------ MATERIAL SHOWN ------

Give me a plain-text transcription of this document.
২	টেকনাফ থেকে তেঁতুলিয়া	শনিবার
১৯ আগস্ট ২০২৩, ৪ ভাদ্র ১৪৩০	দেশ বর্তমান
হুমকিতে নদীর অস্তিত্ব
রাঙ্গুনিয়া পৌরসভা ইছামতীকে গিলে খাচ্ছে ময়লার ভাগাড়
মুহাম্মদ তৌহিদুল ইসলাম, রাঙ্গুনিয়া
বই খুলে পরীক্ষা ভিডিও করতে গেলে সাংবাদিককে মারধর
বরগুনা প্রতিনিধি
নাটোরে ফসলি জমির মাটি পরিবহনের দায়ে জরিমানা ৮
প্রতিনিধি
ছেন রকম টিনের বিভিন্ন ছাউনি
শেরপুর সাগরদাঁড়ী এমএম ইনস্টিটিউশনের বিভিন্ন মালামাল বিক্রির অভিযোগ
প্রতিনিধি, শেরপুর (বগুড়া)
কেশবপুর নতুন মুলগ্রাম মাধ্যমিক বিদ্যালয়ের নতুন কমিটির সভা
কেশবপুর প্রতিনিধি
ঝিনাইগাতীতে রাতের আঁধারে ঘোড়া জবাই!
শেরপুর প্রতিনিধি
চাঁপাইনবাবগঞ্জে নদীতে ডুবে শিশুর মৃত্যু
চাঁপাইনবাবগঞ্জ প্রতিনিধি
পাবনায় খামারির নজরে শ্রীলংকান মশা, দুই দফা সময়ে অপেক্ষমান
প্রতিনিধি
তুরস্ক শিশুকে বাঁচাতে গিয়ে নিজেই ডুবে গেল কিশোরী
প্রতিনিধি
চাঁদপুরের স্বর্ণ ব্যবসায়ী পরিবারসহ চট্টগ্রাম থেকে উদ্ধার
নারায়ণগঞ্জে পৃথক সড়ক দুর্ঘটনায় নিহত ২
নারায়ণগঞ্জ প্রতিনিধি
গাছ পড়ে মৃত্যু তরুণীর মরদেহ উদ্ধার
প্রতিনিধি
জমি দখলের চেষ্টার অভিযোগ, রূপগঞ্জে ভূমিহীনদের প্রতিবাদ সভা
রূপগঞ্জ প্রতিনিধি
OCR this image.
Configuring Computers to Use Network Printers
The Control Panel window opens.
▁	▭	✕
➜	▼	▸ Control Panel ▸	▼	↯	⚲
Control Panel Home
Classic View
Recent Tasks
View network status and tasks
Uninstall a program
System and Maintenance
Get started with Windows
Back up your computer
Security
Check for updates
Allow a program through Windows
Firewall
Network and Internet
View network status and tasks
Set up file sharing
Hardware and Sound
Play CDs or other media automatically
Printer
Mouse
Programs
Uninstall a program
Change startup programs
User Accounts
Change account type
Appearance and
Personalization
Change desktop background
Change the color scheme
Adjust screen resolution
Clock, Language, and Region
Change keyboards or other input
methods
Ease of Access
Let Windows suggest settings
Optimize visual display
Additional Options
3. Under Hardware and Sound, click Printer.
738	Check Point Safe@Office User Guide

------

PROBLEM TO SOLVE
Track down all lines above with the string "Sound" and copy them.

COMPLETE ANSWER
Hardware and Sound
3. Under Hardware and Sound, click Printer.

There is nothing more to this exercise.